§ EXERCISE DIRECTIONS: Wherever a line in the data below holds "make", copy that line.
--- start EXERCISE DATA ---
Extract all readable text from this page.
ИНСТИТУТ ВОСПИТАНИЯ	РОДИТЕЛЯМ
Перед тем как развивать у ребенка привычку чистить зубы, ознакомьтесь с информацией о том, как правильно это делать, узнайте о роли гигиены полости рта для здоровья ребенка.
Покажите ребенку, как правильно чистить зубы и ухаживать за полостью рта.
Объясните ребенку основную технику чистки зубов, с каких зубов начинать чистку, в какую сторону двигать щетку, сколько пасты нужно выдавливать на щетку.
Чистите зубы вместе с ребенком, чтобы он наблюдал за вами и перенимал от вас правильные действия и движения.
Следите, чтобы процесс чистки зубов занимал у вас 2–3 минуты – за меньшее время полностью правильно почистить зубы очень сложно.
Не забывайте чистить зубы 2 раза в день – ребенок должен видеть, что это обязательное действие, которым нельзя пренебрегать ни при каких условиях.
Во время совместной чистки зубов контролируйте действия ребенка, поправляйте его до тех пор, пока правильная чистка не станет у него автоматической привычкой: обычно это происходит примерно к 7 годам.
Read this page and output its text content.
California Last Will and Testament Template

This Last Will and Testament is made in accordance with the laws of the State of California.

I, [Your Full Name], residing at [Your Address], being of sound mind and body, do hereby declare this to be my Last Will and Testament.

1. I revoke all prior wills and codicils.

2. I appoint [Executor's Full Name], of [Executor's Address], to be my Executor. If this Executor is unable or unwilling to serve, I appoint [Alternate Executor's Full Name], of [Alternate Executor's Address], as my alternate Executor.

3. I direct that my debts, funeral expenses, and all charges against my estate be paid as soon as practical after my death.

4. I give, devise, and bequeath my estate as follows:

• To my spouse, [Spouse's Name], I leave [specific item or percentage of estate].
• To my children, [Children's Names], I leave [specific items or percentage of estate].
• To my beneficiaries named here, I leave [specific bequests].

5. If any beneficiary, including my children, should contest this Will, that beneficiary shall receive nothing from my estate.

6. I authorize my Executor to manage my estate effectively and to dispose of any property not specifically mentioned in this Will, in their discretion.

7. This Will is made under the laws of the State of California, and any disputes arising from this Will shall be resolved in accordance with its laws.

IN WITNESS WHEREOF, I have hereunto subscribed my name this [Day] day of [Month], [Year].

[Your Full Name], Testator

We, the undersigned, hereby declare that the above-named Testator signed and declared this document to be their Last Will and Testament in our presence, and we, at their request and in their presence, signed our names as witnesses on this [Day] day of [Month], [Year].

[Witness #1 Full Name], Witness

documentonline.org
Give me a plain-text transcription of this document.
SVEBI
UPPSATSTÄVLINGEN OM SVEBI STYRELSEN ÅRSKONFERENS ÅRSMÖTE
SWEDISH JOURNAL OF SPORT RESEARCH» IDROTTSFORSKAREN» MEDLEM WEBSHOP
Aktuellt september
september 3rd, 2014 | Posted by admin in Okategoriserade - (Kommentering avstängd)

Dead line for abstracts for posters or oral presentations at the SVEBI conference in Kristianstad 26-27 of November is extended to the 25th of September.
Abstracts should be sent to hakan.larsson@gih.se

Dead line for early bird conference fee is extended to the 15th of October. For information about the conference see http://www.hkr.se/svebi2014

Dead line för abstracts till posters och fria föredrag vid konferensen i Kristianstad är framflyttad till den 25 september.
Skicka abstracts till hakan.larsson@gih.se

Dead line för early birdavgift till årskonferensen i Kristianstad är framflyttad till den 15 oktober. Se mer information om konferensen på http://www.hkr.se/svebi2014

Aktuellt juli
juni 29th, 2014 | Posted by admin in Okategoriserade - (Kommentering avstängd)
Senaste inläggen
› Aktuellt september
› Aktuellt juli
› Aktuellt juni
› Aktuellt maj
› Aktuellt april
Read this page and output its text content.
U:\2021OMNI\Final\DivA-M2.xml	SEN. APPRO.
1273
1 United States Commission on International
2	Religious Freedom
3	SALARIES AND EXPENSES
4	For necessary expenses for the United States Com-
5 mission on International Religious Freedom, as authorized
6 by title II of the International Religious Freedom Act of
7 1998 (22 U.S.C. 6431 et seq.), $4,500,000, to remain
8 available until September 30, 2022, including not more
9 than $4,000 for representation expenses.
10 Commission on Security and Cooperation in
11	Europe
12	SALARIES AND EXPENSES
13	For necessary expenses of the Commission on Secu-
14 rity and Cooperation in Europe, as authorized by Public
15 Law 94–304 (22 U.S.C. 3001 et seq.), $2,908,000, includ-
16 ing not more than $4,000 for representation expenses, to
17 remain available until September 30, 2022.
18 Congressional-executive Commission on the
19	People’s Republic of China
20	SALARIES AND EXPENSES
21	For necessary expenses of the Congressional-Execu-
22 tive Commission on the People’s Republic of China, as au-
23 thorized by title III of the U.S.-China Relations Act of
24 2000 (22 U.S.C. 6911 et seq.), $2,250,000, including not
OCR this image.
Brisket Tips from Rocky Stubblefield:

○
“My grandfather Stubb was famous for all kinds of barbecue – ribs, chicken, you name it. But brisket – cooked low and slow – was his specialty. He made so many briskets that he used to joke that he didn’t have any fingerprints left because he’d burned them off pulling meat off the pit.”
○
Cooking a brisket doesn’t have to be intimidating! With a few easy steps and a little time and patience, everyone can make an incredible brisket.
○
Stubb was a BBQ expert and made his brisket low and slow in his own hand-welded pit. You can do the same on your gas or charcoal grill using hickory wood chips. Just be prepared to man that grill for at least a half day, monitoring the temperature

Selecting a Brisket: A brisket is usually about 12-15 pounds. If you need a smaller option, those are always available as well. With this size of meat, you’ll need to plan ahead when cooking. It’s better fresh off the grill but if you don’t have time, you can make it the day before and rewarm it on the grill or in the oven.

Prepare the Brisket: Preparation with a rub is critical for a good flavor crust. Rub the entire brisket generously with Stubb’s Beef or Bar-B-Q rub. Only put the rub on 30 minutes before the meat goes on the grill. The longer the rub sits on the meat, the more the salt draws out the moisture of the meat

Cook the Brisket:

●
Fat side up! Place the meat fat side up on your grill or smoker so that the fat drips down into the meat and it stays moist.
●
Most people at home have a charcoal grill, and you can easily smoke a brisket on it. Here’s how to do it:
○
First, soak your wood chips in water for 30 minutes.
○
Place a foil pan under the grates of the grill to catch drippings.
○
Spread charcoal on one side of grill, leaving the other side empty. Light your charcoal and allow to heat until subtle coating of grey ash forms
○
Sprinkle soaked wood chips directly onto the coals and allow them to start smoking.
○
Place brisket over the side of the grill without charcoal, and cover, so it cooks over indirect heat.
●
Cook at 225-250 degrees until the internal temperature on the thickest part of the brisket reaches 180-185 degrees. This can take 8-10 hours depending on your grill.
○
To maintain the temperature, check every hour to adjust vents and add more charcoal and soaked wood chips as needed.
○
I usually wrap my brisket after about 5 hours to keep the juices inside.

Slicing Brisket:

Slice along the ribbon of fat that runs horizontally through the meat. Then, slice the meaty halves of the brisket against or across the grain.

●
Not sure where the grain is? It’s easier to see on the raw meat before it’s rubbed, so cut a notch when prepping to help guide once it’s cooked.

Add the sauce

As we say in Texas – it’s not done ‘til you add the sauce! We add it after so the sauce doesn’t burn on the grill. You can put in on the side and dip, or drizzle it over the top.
--- end EXERCISE DATA ---
§ RESULT BELOW:
Cooking a brisket doesn’t have to be intimidating! With a few easy steps and a little time and patience, everyone can make an incredible brisket.
Selecting a Brisket: A brisket is usually about 12-15 pounds. If you need a smaller option, those are always available as well. With this size of meat, you’ll need to plan ahead when cooking. It’s better fresh off the grill but if you don’t have time, you can make it the day before and rewarm it on the grill or in the oven.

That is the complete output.